Directions:
1. Answer these questions using the World's Fair coverage text:
(a) How many years has Benoit Schillings been writing code?
(b) About what share of the code in GitHub does the text say is now machine-generated?
(c) What did the U.S. government decide on Tuesday?
2. In the World's Fair coverage text, shorten the paragraph beginning "Schillings said he was a bit new to DeepMind" and keep its main facts.
3. Continue the World's Fair coverage text from where it stops.

Provided text:
━━━━━━━━━━
AI Engineer World's Fair Coverage

In his keynote on Wednesday, Benoit Schillings, vice president of Technology at Google DeepMind and formerly CTO at Google X, said he’s finally given up on coding his own software and has handed it off to agents.

Schillings said he was a bit new to DeepMind, having moved over from Google X only 18 months ago, and said the shift was “an interesting formative experience.” He explained that he’d been writing code for 45 years, inspired by the desire to write better Apple games, and said he was “pretty resistant to change” on that score. But that has changed.

“It’s about superhuman syntax generation. The last time I got Gemini to write a function for me, and I looked at it, and I was like, ‘do that better.’ Now it's over. I think that the minutiae of code writing can now be generated. Our time is gone.”

Humans still have a role, but it’s more in application and systems design. Humans are still better than machines at that — for now — but, with about 80% of code in GitHub now machine-generated, the era of the human code writer and checker is drawing to a close.

“I would predict that within one year we'll let Gemini or other models generate the code, and nobody will actually look at it, you know,” he told the crowd. “It's similar to compilers. Who still changes the assembly output of their compiler?”

He added that this shift would also require new programming languages to greatly increase the security of agentic code. They wouldn’t be perfect, he said, but we must improve from languages like Python.

Anthropic Fires Up Its New Engine

The speechwriters at Anthropic must have had a busy night rewriting presentations in light of the U.S. government’s decision on Tuesday to lift the ban on Fable 5 and Mythos 5, and Thariq Shihipar, a member of Claude’s technical staff at Anthropic, was in a boisterous mood for his keynote.

“It's one of those Anthropic models that you're just going to remember,” he enthused.
━━━━━━━━━━
Entries provided:
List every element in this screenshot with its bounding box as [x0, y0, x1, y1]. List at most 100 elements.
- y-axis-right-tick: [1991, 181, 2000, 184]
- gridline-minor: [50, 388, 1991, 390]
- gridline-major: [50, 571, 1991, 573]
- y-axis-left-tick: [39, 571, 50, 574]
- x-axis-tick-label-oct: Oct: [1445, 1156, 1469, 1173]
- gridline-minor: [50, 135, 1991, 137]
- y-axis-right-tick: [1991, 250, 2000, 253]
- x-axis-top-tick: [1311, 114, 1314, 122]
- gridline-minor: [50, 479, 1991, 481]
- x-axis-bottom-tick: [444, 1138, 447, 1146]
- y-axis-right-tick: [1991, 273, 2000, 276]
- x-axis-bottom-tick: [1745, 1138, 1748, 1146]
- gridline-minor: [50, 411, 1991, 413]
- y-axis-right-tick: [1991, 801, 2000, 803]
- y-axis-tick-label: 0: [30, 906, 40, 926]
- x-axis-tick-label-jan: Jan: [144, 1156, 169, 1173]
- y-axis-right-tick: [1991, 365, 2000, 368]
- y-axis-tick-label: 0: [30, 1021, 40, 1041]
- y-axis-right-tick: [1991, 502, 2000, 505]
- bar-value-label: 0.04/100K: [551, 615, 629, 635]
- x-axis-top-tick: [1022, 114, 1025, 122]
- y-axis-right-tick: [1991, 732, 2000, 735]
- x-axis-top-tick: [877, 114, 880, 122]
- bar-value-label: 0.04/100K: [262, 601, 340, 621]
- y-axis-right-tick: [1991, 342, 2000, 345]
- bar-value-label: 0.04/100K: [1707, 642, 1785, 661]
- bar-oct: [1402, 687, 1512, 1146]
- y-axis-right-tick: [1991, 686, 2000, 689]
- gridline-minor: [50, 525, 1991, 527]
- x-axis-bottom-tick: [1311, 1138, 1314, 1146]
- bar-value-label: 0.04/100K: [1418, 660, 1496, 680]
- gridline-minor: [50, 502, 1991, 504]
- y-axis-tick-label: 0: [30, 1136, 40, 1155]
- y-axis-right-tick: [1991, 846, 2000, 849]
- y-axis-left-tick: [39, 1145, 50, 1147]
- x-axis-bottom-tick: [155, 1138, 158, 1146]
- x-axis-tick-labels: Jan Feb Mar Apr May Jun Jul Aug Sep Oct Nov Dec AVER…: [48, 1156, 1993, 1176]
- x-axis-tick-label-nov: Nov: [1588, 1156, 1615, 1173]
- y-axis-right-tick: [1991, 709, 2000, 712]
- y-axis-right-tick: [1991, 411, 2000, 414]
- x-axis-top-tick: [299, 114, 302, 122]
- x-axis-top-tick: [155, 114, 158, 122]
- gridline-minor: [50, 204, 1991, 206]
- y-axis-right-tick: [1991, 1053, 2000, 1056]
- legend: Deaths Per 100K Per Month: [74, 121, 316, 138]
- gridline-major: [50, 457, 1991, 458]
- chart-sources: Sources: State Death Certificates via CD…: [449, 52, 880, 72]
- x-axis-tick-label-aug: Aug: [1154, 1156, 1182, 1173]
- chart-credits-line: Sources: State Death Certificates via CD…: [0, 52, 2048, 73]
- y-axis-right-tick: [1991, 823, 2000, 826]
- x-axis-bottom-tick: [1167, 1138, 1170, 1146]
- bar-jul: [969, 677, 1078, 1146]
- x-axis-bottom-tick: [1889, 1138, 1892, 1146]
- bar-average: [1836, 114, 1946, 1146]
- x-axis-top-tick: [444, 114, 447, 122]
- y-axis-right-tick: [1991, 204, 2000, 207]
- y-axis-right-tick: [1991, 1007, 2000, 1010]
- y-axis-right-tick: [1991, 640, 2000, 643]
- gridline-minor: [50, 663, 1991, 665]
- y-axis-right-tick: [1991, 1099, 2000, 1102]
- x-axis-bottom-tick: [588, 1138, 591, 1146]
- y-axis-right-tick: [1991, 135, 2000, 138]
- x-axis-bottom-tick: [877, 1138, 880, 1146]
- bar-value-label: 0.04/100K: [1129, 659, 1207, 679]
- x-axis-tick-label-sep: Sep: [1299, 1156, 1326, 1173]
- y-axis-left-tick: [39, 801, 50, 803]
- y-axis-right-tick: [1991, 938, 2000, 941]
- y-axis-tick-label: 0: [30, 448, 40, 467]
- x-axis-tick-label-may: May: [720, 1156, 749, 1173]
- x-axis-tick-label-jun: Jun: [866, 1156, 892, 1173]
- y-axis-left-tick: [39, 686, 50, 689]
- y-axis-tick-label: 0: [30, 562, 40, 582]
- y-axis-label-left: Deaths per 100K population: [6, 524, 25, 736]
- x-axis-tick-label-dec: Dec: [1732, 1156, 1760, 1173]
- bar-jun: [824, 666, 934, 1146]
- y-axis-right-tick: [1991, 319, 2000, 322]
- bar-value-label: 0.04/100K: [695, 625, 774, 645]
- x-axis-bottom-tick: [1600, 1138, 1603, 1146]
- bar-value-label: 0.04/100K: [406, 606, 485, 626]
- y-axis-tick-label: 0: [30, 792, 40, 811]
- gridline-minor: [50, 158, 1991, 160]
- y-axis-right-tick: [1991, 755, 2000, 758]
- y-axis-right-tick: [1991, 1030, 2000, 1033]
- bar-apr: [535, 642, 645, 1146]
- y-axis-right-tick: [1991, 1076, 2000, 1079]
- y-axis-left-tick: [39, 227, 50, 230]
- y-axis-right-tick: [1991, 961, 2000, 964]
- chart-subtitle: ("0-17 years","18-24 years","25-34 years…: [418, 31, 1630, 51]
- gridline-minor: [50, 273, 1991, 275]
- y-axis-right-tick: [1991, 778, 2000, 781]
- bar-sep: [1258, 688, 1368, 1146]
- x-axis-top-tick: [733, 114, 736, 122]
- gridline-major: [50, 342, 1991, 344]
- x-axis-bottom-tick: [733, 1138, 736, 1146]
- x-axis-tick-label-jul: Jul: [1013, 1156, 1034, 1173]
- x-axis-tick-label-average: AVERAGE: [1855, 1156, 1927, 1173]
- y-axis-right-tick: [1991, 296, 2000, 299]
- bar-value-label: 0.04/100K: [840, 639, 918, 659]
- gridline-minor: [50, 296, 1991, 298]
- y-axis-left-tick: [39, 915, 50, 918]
━━━━━━━━━━
Answers per task:
1.
(a) 45 years.
(b) About 80%.
(c) It decided to lift the ban on Fable 5 and Mythos 5.

2. Schillings moved to DeepMind from Google X only 18 months ago and called the shift "an interesting formative experience." He has written code for 45 years, starting from a wish to write better Apple games. He admitted he was "pretty resistant to change" about coding, but that has changed.

3.
“The best way to describe Fable is like the map is opening up when you’re playing an RPG. You've been on the tutorial, and now you get to the point where the open world starts and there's so much that you can do and explore.”

This is the latest iteration of Claude Code, from its initial design to its current capabilities, including the ability to work proactively and reduce system prompts. He described the new build as “unhobbling Claude,” and said that developers will face a steep learning curve with the new build.

The full capabilities of the Fable build will be discussed in a separate article in this issue, since Shihipar and Claude’s head of code did a group session later in the day.

Amazon Ups The Perception Game

Antje Barth, who’s on the technical staff at Amazon’s AGI Lab, used her keynote to tout the benefits of the company’s latest "perception agent harness” that’s designed to increase efficiency in end-to-end workflows.

“We just launched the first two pieces of our Perception Agent Harness — open source,” she said. “There's two pieces. It has annotation, which you can use to tell it what you want and the verification part that gives the agent the capability to check its own work.”

She also demonstrated an annotation feature, a Chrome extension that allows users to select elements on the screen and mark changes. It logs human alterations, creates a complete summary, and applies the new rules, thus reducing the need for back-and-forth communication.